» Do this:
In the listing below, identify each line with the word "Identität" and return those lines.
* START Information given *
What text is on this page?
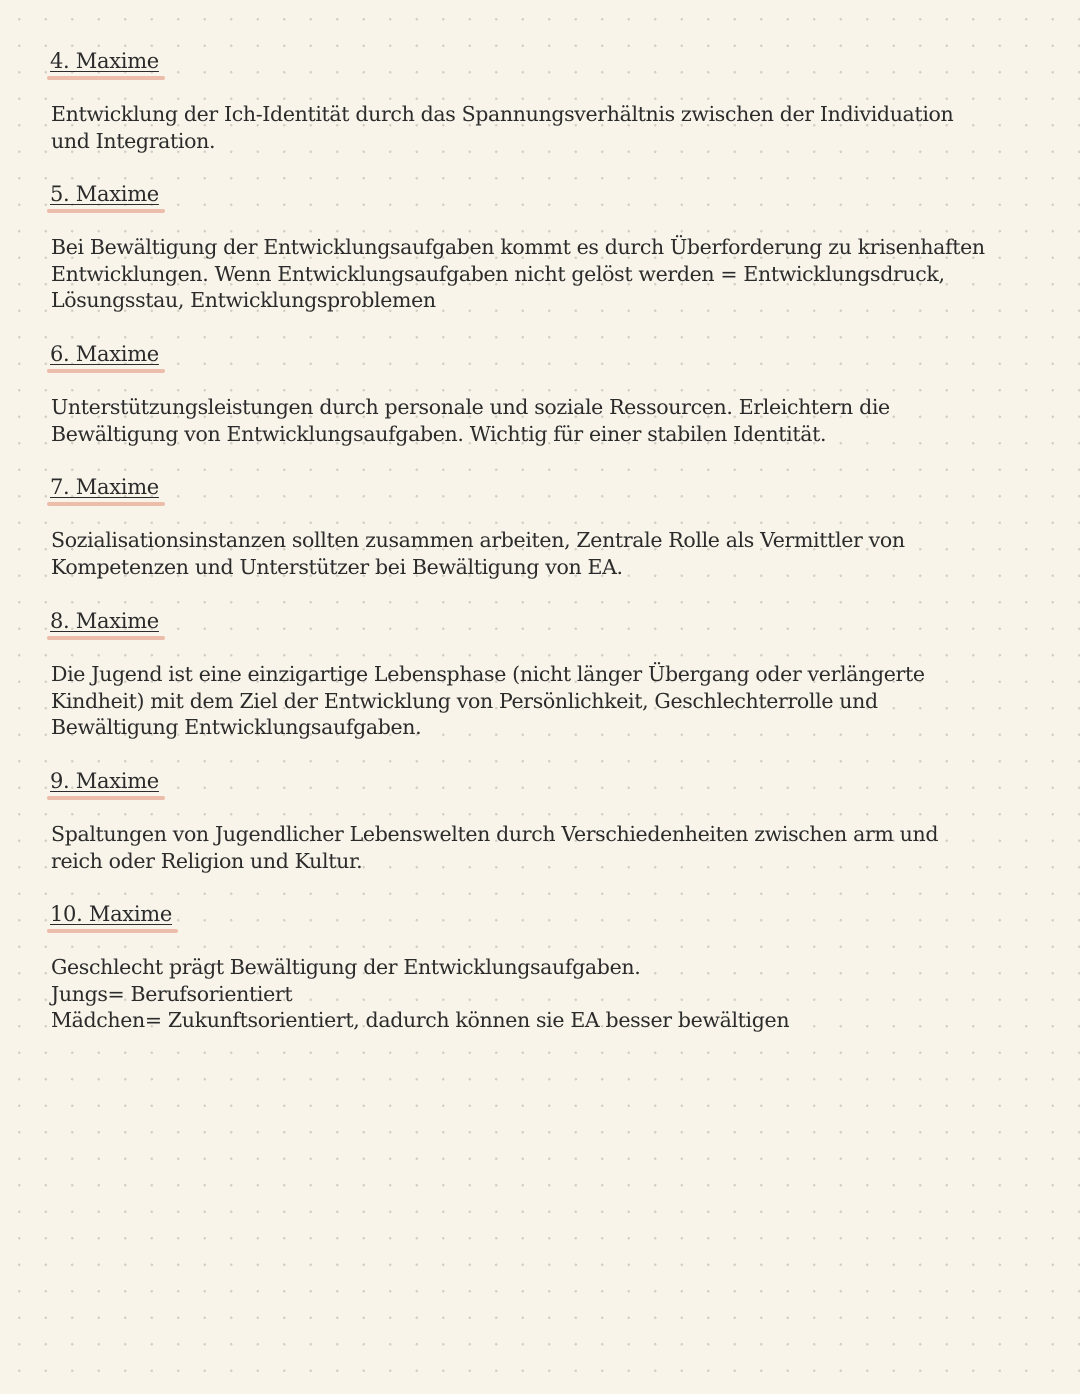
4. Maxime
Entwicklung der Ich-Identität durch das Spannungsverhältnis zwischen der Individuation
und Integration.
5. Maxime
Bei Bewältigung der Entwicklungsaufgaben kommt es durch Überforderung zu krisenhaften
Entwicklungen. Wenn Entwicklungsaufgaben nicht gelöst werden = Entwicklungsdruck,
Lösungsstau, Entwicklungsproblemen
6. Maxime
Unterstützungsleistungen durch personale und soziale Ressourcen. Erleichtern die
Bewältigung von Entwicklungsaufgaben. Wichtig für einer stabilen Identität.
7. Maxime
Sozialisationsinstanzen sollten zusammen arbeiten, Zentrale Rolle als Vermittler von
Kompetenzen und Unterstützer bei Bewältigung von EA.
8. Maxime
Die Jugend ist eine einzigartige Lebensphase (nicht länger Übergang oder verlängerte
Kindheit) mit dem Ziel der Entwicklung von Persönlichkeit, Geschlechterrolle und
Bewältigung Entwicklungsaufgaben.
9. Maxime
Spaltungen von Jugendlicher Lebenswelten durch Verschiedenheiten zwischen arm und
reich oder Religion und Kultur.
10. Maxime
Geschlecht prägt Bewältigung der Entwicklungsaufgaben.
Jungs= Berufsorientiert
Mädchen= Zukunftsorientiert, dadurch können sie EA besser bewältigen
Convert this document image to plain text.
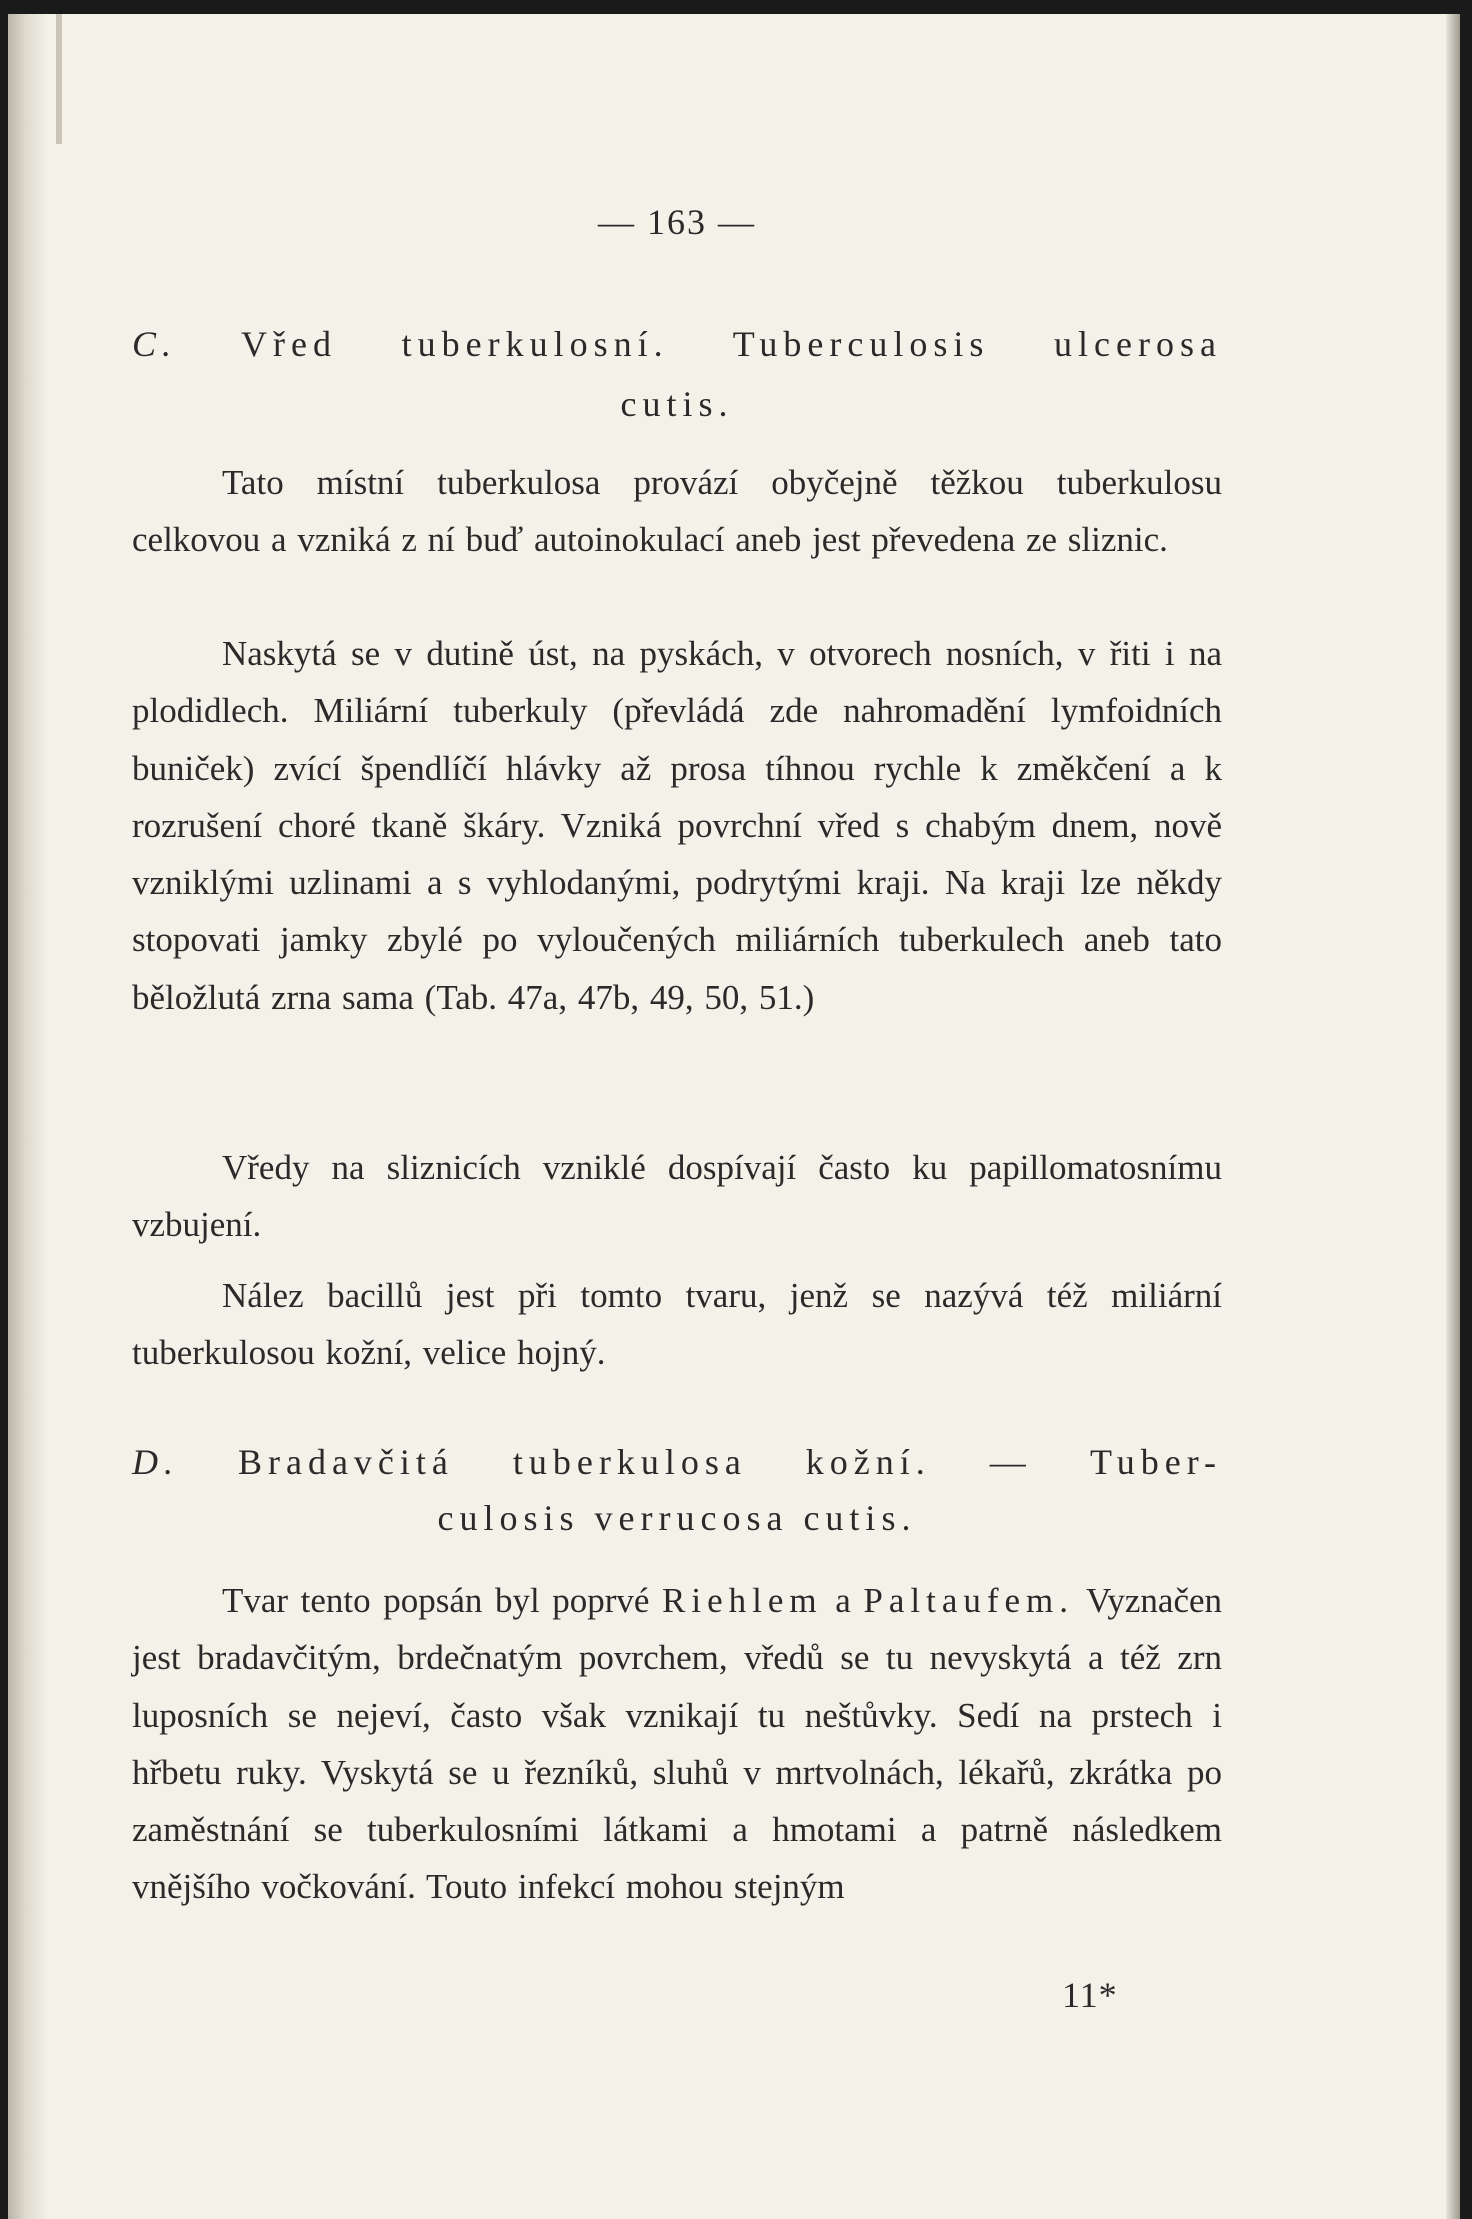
— 163 —
C. Vřed tuberkulosní. Tuberculosis ulcerosa
cutis.
Tato místní tuberkulosa provází obyčejně těžkou tuberkulosu celkovou a vzniká z ní buď autoinokulací aneb jest převedena ze sliznic.
Naskytá se v dutině úst, na pyskách, v otvorech nosních, v řiti i na plodidlech. Miliární tuberkuly (převládá zde nahromadění lymfoidních buniček) zvící špendlíčí hlávky až prosa tíhnou rychle k změkčení a k rozrušení choré tkaně škáry. Vzniká povrchní vřed s chabým dnem, nově vzniklými uzlinami a s vyhlodanými, podrytými kraji. Na kraji lze někdy stopovati jamky zbylé po vyloučených miliárních tuberkulech aneb tato běložlutá zrna sama (Tab. 47a, 47b, 49, 50, 51.)
Vředy na sliznicích vzniklé dospívají často ku papillomatosnímu vzbujení.
Nález bacillů jest při tomto tvaru, jenž se nazývá též miliární tuberkulosou kožní, velice hojný.
D. Bradavčitá tuberkulosa kožní. — Tuber-
culosis verrucosa cutis.
Tvar tento popsán byl poprvé Riehlem a Paltaufem. Vyznačen jest bradavčitým, brdečnatým povrchem, vředů se tu nevyskytá a též zrn luposních se nejeví, často však vznikají tu neštůvky. Sedí na prstech i hřbetu ruky. Vyskytá se u řezníků, sluhů v mrtvolnách, lékařů, zkrátka po zaměstnání se tuberkulosními látkami a hmotami a patrně následkem vnějšího vočkování. Touto infekcí mohou stejným
11*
* END Information given *
» Solved problem:
Entwicklung der Ich-Identität durch das Spannungsverhältnis zwischen der Individuation
Bewältigung von Entwicklungsaufgaben. Wichtig für einer stabilen Identität.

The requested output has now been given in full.